(Listings of boxed layout items)

= = = =

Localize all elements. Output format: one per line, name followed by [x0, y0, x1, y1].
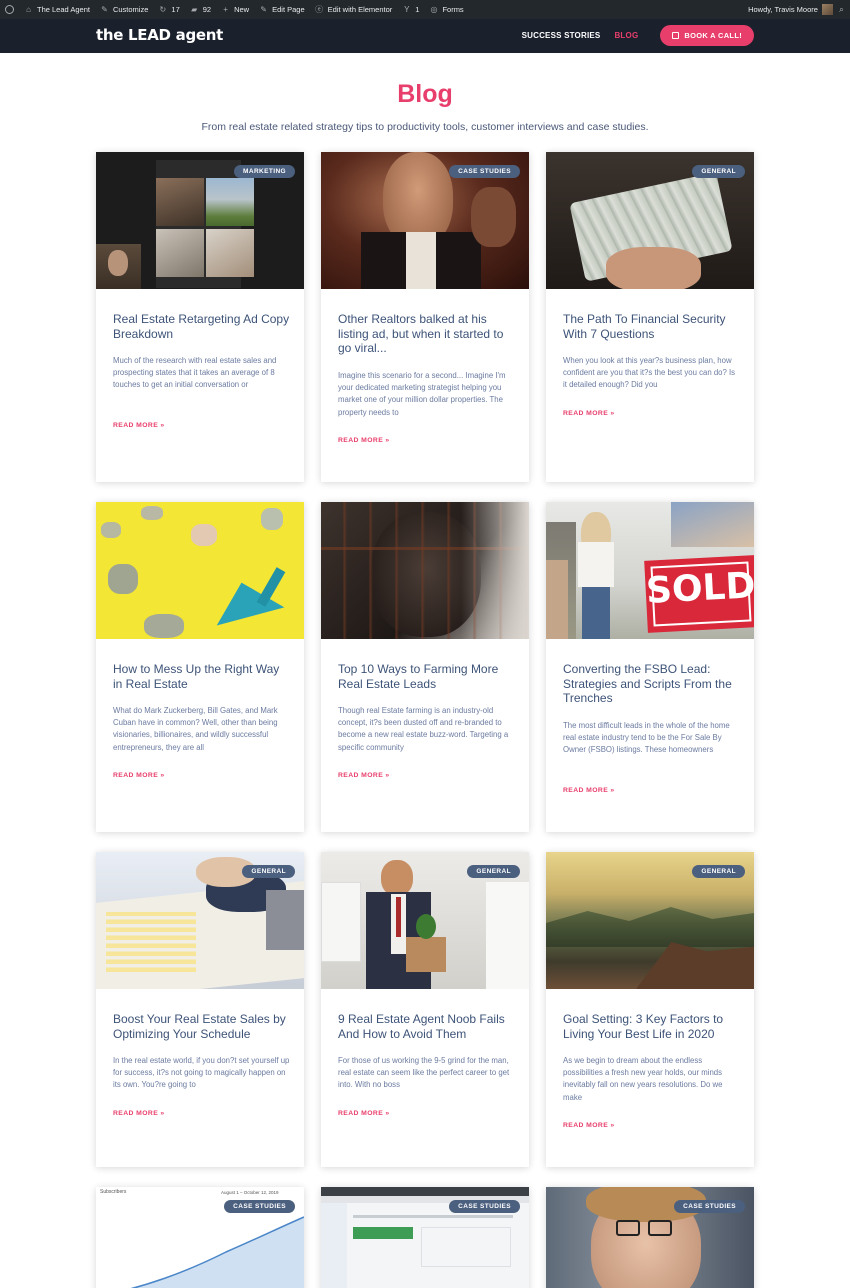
post-title[interactable]: How to Mess Up the Right Way in Real Est…	[113, 662, 291, 691]
category-badge[interactable]: GENERAL	[692, 865, 745, 878]
post-card[interactable]: GENERAL Boost Your Real Estate Sales by …	[96, 852, 304, 1167]
post-thumbnail[interactable]	[321, 502, 529, 639]
elementor-icon: ⓔ	[315, 5, 324, 14]
category-badge[interactable]: CASE STUDIES	[449, 1200, 520, 1213]
site-logo[interactable]: the LEAD agent	[96, 26, 223, 44]
forms-icon: ◎	[430, 5, 438, 14]
yoast-icon: Y	[404, 5, 410, 14]
read-more-link[interactable]: READ MORE »	[113, 422, 165, 429]
read-more-link[interactable]: READ MORE »	[338, 1110, 390, 1117]
post-excerpt: In the real estate world, if you don?t s…	[113, 1056, 290, 1090]
post-card[interactable]: GENERAL Goal Setting: 3 Key Factors to L…	[546, 852, 754, 1167]
site-header: the LEAD agent SUCCESS STORIES BLOG BOOK…	[0, 19, 850, 53]
edit-page-link[interactable]: ✎ Edit Page	[254, 0, 310, 19]
post-excerpt: As we begin to dream about the endless p…	[563, 1056, 723, 1102]
post-card[interactable]: SOLD Converting the FSBO Lead: Strategie…	[546, 502, 754, 832]
post-excerpt: The most difficult leads in the whole of…	[563, 721, 730, 755]
category-badge[interactable]: CASE STUDIES	[224, 1200, 295, 1213]
page-title: Blog	[397, 80, 453, 108]
post-title[interactable]: 9 Real Estate Agent Noob Fails And How t…	[338, 1012, 516, 1041]
post-thumbnail[interactable]: CASE STUDIES	[321, 1187, 529, 1288]
post-excerpt: Imagine this scenario for a second... Im…	[338, 371, 506, 417]
post-card[interactable]: CASE STUDIES	[321, 1187, 529, 1288]
post-thumbnail[interactable]: GENERAL	[546, 852, 754, 989]
wordpress-logo-button[interactable]	[0, 0, 19, 19]
post-card[interactable]: GENERAL 9 Real Estate Agent Noob Fails A…	[321, 852, 529, 1167]
post-thumbnail[interactable]: MARKETING	[96, 152, 304, 289]
yoast-seo-link[interactable]: Y1	[397, 0, 424, 19]
post-card[interactable]: Top 10 Ways to Farming More Real Estate …	[321, 502, 529, 832]
post-thumbnail[interactable]: GENERAL	[546, 152, 754, 289]
comment-icon: ▰	[191, 5, 198, 14]
post-thumbnail[interactable]: GENERAL	[321, 852, 529, 989]
sold-sign-text: SOLD	[645, 565, 754, 612]
post-card[interactable]: Subscribers August 1 – October 12, 2019 …	[96, 1187, 304, 1288]
post-card[interactable]: GENERAL The Path To Financial Security W…	[546, 152, 754, 482]
page-subtitle: From real estate related strategy tips t…	[201, 121, 649, 133]
category-badge[interactable]: MARKETING	[234, 165, 295, 178]
post-thumbnail[interactable]	[96, 502, 304, 639]
updates-icon: ↻	[159, 5, 167, 14]
category-badge[interactable]: GENERAL	[242, 865, 295, 878]
read-more-link[interactable]: READ MORE »	[563, 787, 615, 794]
post-card[interactable]: CASE STUDIES Other Realtors balked at hi…	[321, 152, 529, 482]
edit-with-elementor-link[interactable]: ⓔ Edit with Elementor	[310, 0, 398, 19]
search-icon[interactable]: ⌕	[839, 4, 844, 15]
read-more-link[interactable]: READ MORE »	[338, 772, 390, 779]
post-title[interactable]: Boost Your Real Estate Sales by Optimizi…	[113, 1012, 291, 1041]
post-thumbnail[interactable]: CASE STUDIES	[546, 1187, 754, 1288]
new-content-link[interactable]: + New	[216, 0, 254, 19]
post-card[interactable]: CASE STUDIES	[546, 1187, 754, 1288]
post-title[interactable]: Top 10 Ways to Farming More Real Estate …	[338, 662, 516, 691]
book-a-call-button[interactable]: BOOK A CALL!	[660, 25, 754, 46]
post-title[interactable]: Other Realtors balked at his listing ad,…	[338, 312, 516, 356]
customize-link[interactable]: ✎ Customize	[95, 0, 153, 19]
post-excerpt: What do Mark Zuckerberg, Bill Gates, and…	[113, 706, 278, 752]
site-name-link[interactable]: ⌂ The Lead Agent	[19, 0, 95, 19]
read-more-link[interactable]: READ MORE »	[338, 437, 390, 444]
home-icon: ⌂	[26, 5, 31, 14]
post-title[interactable]: The Path To Financial Security With 7 Qu…	[563, 312, 741, 341]
main-nav: SUCCESS STORIES BLOG BOOK A CALL!	[508, 25, 754, 46]
post-thumbnail[interactable]: Subscribers August 1 – October 12, 2019 …	[96, 1187, 304, 1288]
brush-icon: ✎	[101, 5, 108, 14]
post-title[interactable]: Converting the FSBO Lead: Strategies and…	[563, 662, 741, 706]
category-badge[interactable]: CASE STUDIES	[449, 165, 520, 178]
read-more-link[interactable]: READ MORE »	[113, 1110, 165, 1117]
category-badge[interactable]: GENERAL	[692, 165, 745, 178]
category-badge[interactable]: CASE STUDIES	[674, 1200, 745, 1213]
nav-success-stories[interactable]: SUCCESS STORIES	[522, 31, 601, 40]
category-badge[interactable]: GENERAL	[467, 865, 520, 878]
admin-bar: ⌂ The Lead Agent ✎ Customize ↻ 17 ▰ 92 + New …	[0, 0, 850, 19]
nav-blog[interactable]: BLOG	[614, 31, 638, 40]
wordpress-icon	[5, 5, 14, 14]
pencil-icon: ✎	[260, 5, 267, 14]
forms-link[interactable]: ◎ Forms	[424, 0, 468, 19]
post-excerpt: When you look at this year?s business pl…	[563, 356, 736, 390]
post-thumbnail[interactable]: CASE STUDIES	[321, 152, 529, 289]
updates-link[interactable]: ↻ 17	[153, 0, 184, 19]
post-excerpt: Much of the research with real estate sa…	[113, 356, 277, 390]
post-card[interactable]: MARKETING Real Estate Retargeting Ad Cop…	[96, 152, 304, 482]
post-thumbnail[interactable]: SOLD	[546, 502, 754, 639]
post-excerpt: Though real Estate farming is an industr…	[338, 706, 509, 752]
post-card[interactable]: How to Mess Up the Right Way in Real Est…	[96, 502, 304, 832]
post-title[interactable]: Goal Setting: 3 Key Factors to Living Yo…	[563, 1012, 741, 1041]
calendar-icon	[672, 32, 680, 39]
post-thumbnail[interactable]: GENERAL	[96, 852, 304, 989]
read-more-link[interactable]: READ MORE »	[113, 772, 165, 779]
plus-icon: +	[223, 5, 228, 14]
read-more-link[interactable]: READ MORE »	[563, 1122, 615, 1129]
avatar[interactable]	[821, 4, 833, 15]
read-more-link[interactable]: READ MORE »	[563, 410, 615, 417]
howdy-user-link[interactable]: Howdy, Travis Moore	[748, 5, 818, 14]
comments-link[interactable]: ▰ 92	[185, 0, 216, 19]
post-title[interactable]: Real Estate Retargeting Ad Copy Breakdow…	[113, 312, 291, 341]
post-excerpt: For those of us working the 9-5 grind fo…	[338, 1056, 510, 1090]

= = = =

Extract every line of the entries above verbatim, omitting the pictures.

**ANSWER TO THE TASK:**
Localize all elements. Output format: one per line, name followed by [x0, y0, x1, y1].
post-title[interactable]: How to Mess Up the Right Way in Real Est…	[113, 662, 291, 691]
category-badge[interactable]: GENERAL	[692, 865, 745, 878]
post-card[interactable]: GENERAL Boost Your Real Estate Sales by …	[96, 852, 304, 1167]
post-thumbnail[interactable]	[321, 502, 529, 639]
elementor-icon: ⓔ	[315, 5, 324, 14]
category-badge[interactable]: CASE STUDIES	[449, 1200, 520, 1213]
site-logo[interactable]: the LEAD agent	[96, 26, 223, 44]
forms-icon: ◎	[430, 5, 438, 14]
yoast-icon: Y	[404, 5, 410, 14]
read-more-link[interactable]: READ MORE »	[113, 422, 165, 429]
read-more-link[interactable]: READ MORE »	[338, 1110, 390, 1117]
post-excerpt: In the real estate world, if you don?t s…	[113, 1056, 290, 1090]
post-card[interactable]: GENERAL Goal Setting: 3 Key Factors to L…	[546, 852, 754, 1167]
site-header: the LEAD agent SUCCESS STORIES BLOG BOOK…	[0, 19, 850, 53]
edit-page-link[interactable]: ✎ Edit Page	[254, 0, 310, 19]
post-excerpt: As we begin to dream about the endless p…	[563, 1056, 723, 1102]
post-card[interactable]: SOLD Converting the FSBO Lead: Strategie…	[546, 502, 754, 832]
post-excerpt: The most difficult leads in the whole of…	[563, 721, 730, 755]
category-badge[interactable]: CASE STUDIES	[224, 1200, 295, 1213]
page-title: Blog	[397, 80, 453, 108]
post-title[interactable]: 9 Real Estate Agent Noob Fails And How t…	[338, 1012, 516, 1041]
post-thumbnail[interactable]: CASE STUDIES	[321, 1187, 529, 1288]
post-excerpt: Imagine this scenario for a second... Im…	[338, 371, 506, 417]
post-card[interactable]: CASE STUDIES	[321, 1187, 529, 1288]
post-thumbnail[interactable]: GENERAL	[546, 852, 754, 989]
wordpress-logo-button[interactable]	[0, 0, 19, 19]
post-card[interactable]: GENERAL 9 Real Estate Agent Noob Fails A…	[321, 852, 529, 1167]
post-thumbnail[interactable]: MARKETING	[96, 152, 304, 289]
yoast-seo-link[interactable]: Y1	[397, 0, 424, 19]
post-card[interactable]: Top 10 Ways to Farming More Real Estate …	[321, 502, 529, 832]
post-thumbnail[interactable]: GENERAL	[546, 152, 754, 289]
comment-icon: ▰	[191, 5, 198, 14]
post-thumbnail[interactable]: GENERAL	[321, 852, 529, 989]
sold-sign-text: SOLD	[645, 565, 754, 612]
post-card[interactable]: Subscribers August 1 – October 12, 2019 …	[96, 1187, 304, 1288]
post-card[interactable]: GENERAL The Path To Financial Security W…	[546, 152, 754, 482]
page-subtitle: From real estate related strategy tips t…	[201, 121, 649, 133]
category-badge[interactable]: MARKETING	[234, 165, 295, 178]
post-thumbnail[interactable]	[96, 502, 304, 639]
updates-icon: ↻	[159, 5, 167, 14]
category-badge[interactable]: GENERAL	[242, 865, 295, 878]
read-more-link[interactable]: READ MORE »	[563, 787, 615, 794]
post-card[interactable]: CASE STUDIES Other Realtors balked at hi…	[321, 152, 529, 482]
edit-with-elementor-link[interactable]: ⓔ Edit with Elementor	[310, 0, 398, 19]
search-icon[interactable]: ⌕	[839, 4, 844, 15]
read-more-link[interactable]: READ MORE »	[338, 772, 390, 779]
post-title[interactable]: Boost Your Real Estate Sales by Optimizi…	[113, 1012, 291, 1041]
post-thumbnail[interactable]: CASE STUDIES	[546, 1187, 754, 1288]
new-content-link[interactable]: + New	[216, 0, 254, 19]
post-card[interactable]: CASE STUDIES	[546, 1187, 754, 1288]
post-title[interactable]: Top 10 Ways to Farming More Real Estate …	[338, 662, 516, 691]
book-a-call-button[interactable]: BOOK A CALL!	[660, 25, 754, 46]
post-title[interactable]: Other Realtors balked at his listing ad,…	[338, 312, 516, 356]
customize-link[interactable]: ✎ Customize	[95, 0, 153, 19]
post-excerpt: What do Mark Zuckerberg, Bill Gates, and…	[113, 706, 278, 752]
site-name-link[interactable]: ⌂ The Lead Agent	[19, 0, 95, 19]
read-more-link[interactable]: READ MORE »	[338, 437, 390, 444]
home-icon: ⌂	[26, 5, 31, 14]
post-title[interactable]: The Path To Financial Security With 7 Qu…	[563, 312, 741, 341]
main-nav: SUCCESS STORIES BLOG BOOK A CALL!	[508, 25, 754, 46]
post-thumbnail[interactable]: Subscribers August 1 – October 12, 2019 …	[96, 1187, 304, 1288]
brush-icon: ✎	[101, 5, 108, 14]
post-title[interactable]: Converting the FSBO Lead: Strategies and…	[563, 662, 741, 706]
category-badge[interactable]: CASE STUDIES	[449, 165, 520, 178]
read-more-link[interactable]: READ MORE »	[113, 1110, 165, 1117]
category-badge[interactable]: GENERAL	[692, 165, 745, 178]
category-badge[interactable]: CASE STUDIES	[674, 1200, 745, 1213]
nav-success-stories[interactable]: SUCCESS STORIES	[522, 31, 601, 40]
category-badge[interactable]: GENERAL	[467, 865, 520, 878]
admin-bar: ⌂ The Lead Agent ✎ Customize ↻ 17 ▰ 92 + New …	[0, 0, 850, 19]
nav-blog[interactable]: BLOG	[614, 31, 638, 40]
wordpress-icon	[5, 5, 14, 14]
pencil-icon: ✎	[260, 5, 267, 14]
forms-link[interactable]: ◎ Forms	[424, 0, 468, 19]
post-excerpt: When you look at this year?s business pl…	[563, 356, 736, 390]
post-thumbnail[interactable]: CASE STUDIES	[321, 152, 529, 289]
updates-link[interactable]: ↻ 17	[153, 0, 184, 19]
post-excerpt: Much of the research with real estate sa…	[113, 356, 277, 390]
post-card[interactable]: MARKETING Real Estate Retargeting Ad Cop…	[96, 152, 304, 482]
post-thumbnail[interactable]: SOLD	[546, 502, 754, 639]
post-excerpt: Though real Estate farming is an industr…	[338, 706, 509, 752]
post-card[interactable]: How to Mess Up the Right Way in Real Est…	[96, 502, 304, 832]
post-title[interactable]: Goal Setting: 3 Key Factors to Living Yo…	[563, 1012, 741, 1041]
calendar-icon	[672, 32, 680, 39]
post-thumbnail[interactable]: GENERAL	[96, 852, 304, 989]
read-more-link[interactable]: READ MORE »	[113, 772, 165, 779]
plus-icon: +	[223, 5, 228, 14]
read-more-link[interactable]: READ MORE »	[563, 1122, 615, 1129]
avatar[interactable]	[821, 4, 833, 15]
read-more-link[interactable]: READ MORE »	[563, 410, 615, 417]
howdy-user-link[interactable]: Howdy, Travis Moore	[748, 5, 818, 14]
comments-link[interactable]: ▰ 92	[185, 0, 216, 19]
post-title[interactable]: Real Estate Retargeting Ad Copy Breakdow…	[113, 312, 291, 341]
post-excerpt: For those of us working the 9-5 grind fo…	[338, 1056, 510, 1090]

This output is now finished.